Print out each entry below exactly, please.
───── Entries shown
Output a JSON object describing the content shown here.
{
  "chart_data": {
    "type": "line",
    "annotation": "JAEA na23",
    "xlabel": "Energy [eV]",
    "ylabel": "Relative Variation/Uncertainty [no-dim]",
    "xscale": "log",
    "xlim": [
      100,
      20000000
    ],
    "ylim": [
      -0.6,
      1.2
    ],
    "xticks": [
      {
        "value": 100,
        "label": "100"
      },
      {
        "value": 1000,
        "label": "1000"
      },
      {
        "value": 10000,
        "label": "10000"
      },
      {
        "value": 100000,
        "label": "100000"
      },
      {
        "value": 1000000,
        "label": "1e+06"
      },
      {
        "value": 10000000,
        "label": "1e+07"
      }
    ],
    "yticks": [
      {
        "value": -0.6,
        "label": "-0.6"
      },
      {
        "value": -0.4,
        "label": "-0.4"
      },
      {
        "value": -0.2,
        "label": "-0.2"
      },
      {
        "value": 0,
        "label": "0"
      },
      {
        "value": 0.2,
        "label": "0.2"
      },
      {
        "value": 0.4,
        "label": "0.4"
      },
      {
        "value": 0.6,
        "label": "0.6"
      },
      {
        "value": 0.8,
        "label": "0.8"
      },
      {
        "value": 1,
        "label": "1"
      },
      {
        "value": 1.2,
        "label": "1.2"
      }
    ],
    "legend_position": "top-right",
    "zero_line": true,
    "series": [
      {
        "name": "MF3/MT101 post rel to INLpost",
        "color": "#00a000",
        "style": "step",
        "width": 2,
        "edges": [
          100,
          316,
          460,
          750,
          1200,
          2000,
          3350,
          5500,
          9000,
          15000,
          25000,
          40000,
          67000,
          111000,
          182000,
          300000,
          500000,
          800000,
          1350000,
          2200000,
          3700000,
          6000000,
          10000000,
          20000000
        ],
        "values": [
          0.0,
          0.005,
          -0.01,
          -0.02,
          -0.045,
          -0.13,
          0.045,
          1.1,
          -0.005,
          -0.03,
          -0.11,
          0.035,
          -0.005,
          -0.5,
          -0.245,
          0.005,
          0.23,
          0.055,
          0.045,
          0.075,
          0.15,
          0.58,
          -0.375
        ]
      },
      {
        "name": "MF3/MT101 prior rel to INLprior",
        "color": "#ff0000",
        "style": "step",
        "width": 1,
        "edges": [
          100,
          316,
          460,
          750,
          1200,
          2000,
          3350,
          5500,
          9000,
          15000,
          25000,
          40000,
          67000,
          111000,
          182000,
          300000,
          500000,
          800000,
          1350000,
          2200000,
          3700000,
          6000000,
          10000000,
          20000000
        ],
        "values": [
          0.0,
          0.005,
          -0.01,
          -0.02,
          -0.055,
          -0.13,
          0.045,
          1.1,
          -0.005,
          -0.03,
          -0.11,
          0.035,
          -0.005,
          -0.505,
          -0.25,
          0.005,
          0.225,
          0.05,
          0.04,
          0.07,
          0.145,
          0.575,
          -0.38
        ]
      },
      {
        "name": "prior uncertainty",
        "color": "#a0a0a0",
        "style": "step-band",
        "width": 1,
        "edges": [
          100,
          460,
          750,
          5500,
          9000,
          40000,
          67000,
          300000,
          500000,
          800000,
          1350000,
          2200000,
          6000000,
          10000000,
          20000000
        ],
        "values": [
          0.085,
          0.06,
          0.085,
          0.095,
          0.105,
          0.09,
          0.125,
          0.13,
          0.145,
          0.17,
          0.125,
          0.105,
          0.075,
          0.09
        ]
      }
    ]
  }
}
──────────
**Solved problem:**
Output a JSON object describing the content shown here.
{
  "chart_data": {
    "type": "line",
    "annotation": "JAEA na23",
    "xlabel": "Energy [eV]",
    "ylabel": "Relative Variation/Uncertainty [no-dim]",
    "xscale": "log",
    "xlim": [
      100,
      20000000
    ],
    "ylim": [
      -0.6,
      1.2
    ],
    "xticks": [
      {
        "value": 100,
        "label": "100"
      },
      {
        "value": 1000,
        "label": "1000"
      },
      {
        "value": 10000,
        "label": "10000"
      },
      {
        "value": 100000,
        "label": "100000"
      },
      {
        "value": 1000000,
        "label": "1e+06"
      },
      {
        "value": 10000000,
        "label": "1e+07"
      }
    ],
    "yticks": [
      {
        "value": -0.6,
        "label": "-0.6"
      },
      {
        "value": -0.4,
        "label": "-0.4"
      },
      {
        "value": -0.2,
        "label": "-0.2"
      },
      {
        "value": 0,
        "label": "0"
      },
      {
        "value": 0.2,
        "label": "0.2"
      },
      {
        "value": 0.4,
        "label": "0.4"
      },
      {
        "value": 0.6,
        "label": "0.6"
      },
      {
        "value": 0.8,
        "label": "0.8"
      },
      {
        "value": 1,
        "label": "1"
      },
      {
        "value": 1.2,
        "label": "1.2"
      }
    ],
    "legend_position": "top-right",
    "zero_line": true,
    "series": [
      {
        "name": "MF3/MT101 post rel to INLpost",
        "color": "#00a000",
        "style": "step",
        "width": 2,
        "edges": [
          100,
          316,
          460,
          750,
          1200,
          2000,
          3350,
          5500,
          9000,
          15000,
          25000,
          40000,
          67000,
          111000,
          182000,
          300000,
          500000,
          800000,
          1350000,
          2200000,
          3700000,
          6000000,
          10000000,
          20000000
        ],
        "values": [
          0.0,
          0.005,
          -0.01,
          -0.02,
          -0.045,
          -0.13,
          0.045,
          1.1,
          -0.005,
          -0.03,
          -0.11,
          0.035,
          -0.005,
          -0.5,
          -0.245,
          0.005,
          0.23,
          0.055,
          0.045,
          0.075,
          0.15,
          0.58,
          -0.375
        ]
      },
      {
        "name": "MF3/MT101 prior rel to INLprior",
        "color": "#ff0000",
        "style": "step",
        "width": 1,
        "edges": [
          100,
          316,
          460,
          750,
          1200,
          2000,
          3350,
          5500,
          9000,
          15000,
          25000,
          40000,
          67000,
          111000,
          182000,
          300000,
          500000,
          800000,
          1350000,
          2200000,
          3700000,
          6000000,
          10000000,
          20000000
        ],
        "values": [
          0.0,
          0.005,
          -0.01,
          -0.02,
          -0.055,
          -0.13,
          0.045,
          1.1,
          -0.005,
          -0.03,
          -0.11,
          0.035,
          -0.005,
          -0.505,
          -0.25,
          0.005,
          0.225,
          0.05,
          0.04,
          0.07,
          0.145,
          0.575,
          -0.38
        ]
      },
      {
        "name": "prior uncertainty",
        "color": "#a0a0a0",
        "style": "step-band",
        "width": 1,
        "edges": [
          100,
          460,
          750,
          5500,
          9000,
          40000,
          67000,
          300000,
          500000,
          800000,
          1350000,
          2200000,
          6000000,
          10000000,
          20000000
        ],
        "values": [
          0.085,
          0.06,
          0.085,
          0.095,
          0.105,
          0.09,
          0.125,
          0.13,
          0.145,
          0.17,
          0.125,
          0.105,
          0.075,
          0.09
        ]
      }
    ]
  }
}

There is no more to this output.